··· EXTRACT TO READ ···

I lost one of my favorite teachers in October, as did so many other libertarians, not to mention the freedom movement as a whole. Leonard P. Liggio, 81, died after a period of declining health. Leonard was a major influence on my worldview during the nearly 40 years I knew him. While I had not seen him much in recent years, I have a hard time picturing the world — and the noble struggle for liberty — without him. He was one of my constants.
Leonard was not my teacher in the formal sense. I never got to take any of his classes. But like many libertarians of my generation and beyond, I learned so much from him through occasional lectures and especially conversations.

···

◆ THE PROBLEM:
Resume the tribute to Leonard P. Liggio from the point at which it stops. The rows that come next have no connection to the tribute above.

··· GIVEN RECORDS ···

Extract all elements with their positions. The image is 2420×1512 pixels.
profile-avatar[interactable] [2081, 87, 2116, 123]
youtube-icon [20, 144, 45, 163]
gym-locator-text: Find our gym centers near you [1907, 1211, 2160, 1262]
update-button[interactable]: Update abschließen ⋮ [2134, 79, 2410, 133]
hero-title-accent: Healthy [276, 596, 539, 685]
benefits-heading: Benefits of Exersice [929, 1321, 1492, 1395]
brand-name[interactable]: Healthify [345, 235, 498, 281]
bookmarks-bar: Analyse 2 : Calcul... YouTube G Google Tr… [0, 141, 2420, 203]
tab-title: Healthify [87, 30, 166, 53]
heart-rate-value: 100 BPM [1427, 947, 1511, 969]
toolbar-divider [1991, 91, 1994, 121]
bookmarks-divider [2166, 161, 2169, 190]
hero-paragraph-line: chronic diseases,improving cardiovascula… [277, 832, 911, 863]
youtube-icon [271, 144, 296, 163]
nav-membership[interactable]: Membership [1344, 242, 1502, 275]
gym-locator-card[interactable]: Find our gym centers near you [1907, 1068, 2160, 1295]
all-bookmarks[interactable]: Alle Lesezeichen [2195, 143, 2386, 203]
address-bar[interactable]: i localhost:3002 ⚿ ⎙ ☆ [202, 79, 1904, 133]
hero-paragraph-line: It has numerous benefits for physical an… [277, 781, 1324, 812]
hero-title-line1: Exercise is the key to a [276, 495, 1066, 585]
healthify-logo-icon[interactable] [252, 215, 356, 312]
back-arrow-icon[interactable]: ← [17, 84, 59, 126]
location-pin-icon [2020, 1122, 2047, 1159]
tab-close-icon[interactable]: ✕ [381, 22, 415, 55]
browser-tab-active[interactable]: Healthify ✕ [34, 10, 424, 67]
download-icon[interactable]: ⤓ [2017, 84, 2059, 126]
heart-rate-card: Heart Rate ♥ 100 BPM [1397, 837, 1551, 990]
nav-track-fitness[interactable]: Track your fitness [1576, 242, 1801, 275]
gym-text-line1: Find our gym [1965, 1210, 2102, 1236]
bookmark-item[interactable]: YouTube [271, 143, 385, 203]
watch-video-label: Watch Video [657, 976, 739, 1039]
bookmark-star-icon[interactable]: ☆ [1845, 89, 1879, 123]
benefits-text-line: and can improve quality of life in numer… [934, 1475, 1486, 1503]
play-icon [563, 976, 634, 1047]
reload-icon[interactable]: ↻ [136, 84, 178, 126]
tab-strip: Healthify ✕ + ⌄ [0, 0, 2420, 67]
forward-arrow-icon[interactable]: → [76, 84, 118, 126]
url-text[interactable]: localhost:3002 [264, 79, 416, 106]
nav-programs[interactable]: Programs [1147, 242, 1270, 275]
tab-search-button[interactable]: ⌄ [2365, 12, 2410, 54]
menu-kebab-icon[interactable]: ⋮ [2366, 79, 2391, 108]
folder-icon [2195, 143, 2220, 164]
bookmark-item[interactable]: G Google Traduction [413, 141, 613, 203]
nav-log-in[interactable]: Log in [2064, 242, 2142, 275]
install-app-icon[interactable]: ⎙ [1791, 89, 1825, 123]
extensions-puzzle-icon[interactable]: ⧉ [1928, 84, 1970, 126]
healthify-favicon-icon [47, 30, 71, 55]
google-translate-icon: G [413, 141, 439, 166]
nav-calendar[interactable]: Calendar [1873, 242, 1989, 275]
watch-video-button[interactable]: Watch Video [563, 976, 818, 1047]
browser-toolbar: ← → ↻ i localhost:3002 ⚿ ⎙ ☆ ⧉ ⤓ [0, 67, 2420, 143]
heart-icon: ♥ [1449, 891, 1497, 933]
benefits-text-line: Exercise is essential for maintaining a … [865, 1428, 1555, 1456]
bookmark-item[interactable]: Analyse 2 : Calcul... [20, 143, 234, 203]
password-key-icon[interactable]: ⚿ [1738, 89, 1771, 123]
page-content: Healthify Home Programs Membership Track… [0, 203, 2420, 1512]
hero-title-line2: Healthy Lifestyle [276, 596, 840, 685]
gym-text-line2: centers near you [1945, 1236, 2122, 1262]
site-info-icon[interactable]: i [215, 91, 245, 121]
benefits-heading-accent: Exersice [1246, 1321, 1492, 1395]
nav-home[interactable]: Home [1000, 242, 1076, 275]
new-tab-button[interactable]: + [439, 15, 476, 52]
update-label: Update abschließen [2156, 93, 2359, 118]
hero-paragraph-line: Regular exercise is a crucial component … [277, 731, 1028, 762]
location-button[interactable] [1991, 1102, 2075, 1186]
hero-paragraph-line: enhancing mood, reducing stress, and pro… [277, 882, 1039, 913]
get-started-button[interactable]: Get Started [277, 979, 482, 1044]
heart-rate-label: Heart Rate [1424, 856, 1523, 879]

···

◆ FINAL RESULT:
Since the early 1950s, before he had reached the age of 20, Leonard was a scholar and activist for individual liberty, the free-market order, and the voluntary network of social cooperation we call civil society. (He was in Youth for Taft in 1952, when the noninterventionist Sen. Robert Taft unsuccessfully sought the Republican presidential nomination. See Leonard’s autobiographical essay in I Chose Liberty: Autobiographies of Contemporary Libertarians, edited by Walter Block.)
In his long career, Leonard was associated with the Volker Fund (a pioneering classical-liberal organization), the Institute for Humane Studies, Liberty Fund, the Cato Institute, and finally, the Atlas Network. He was also on the faculty of several universities, including George Mason Law School, after doing graduate work in law and history at various institutions.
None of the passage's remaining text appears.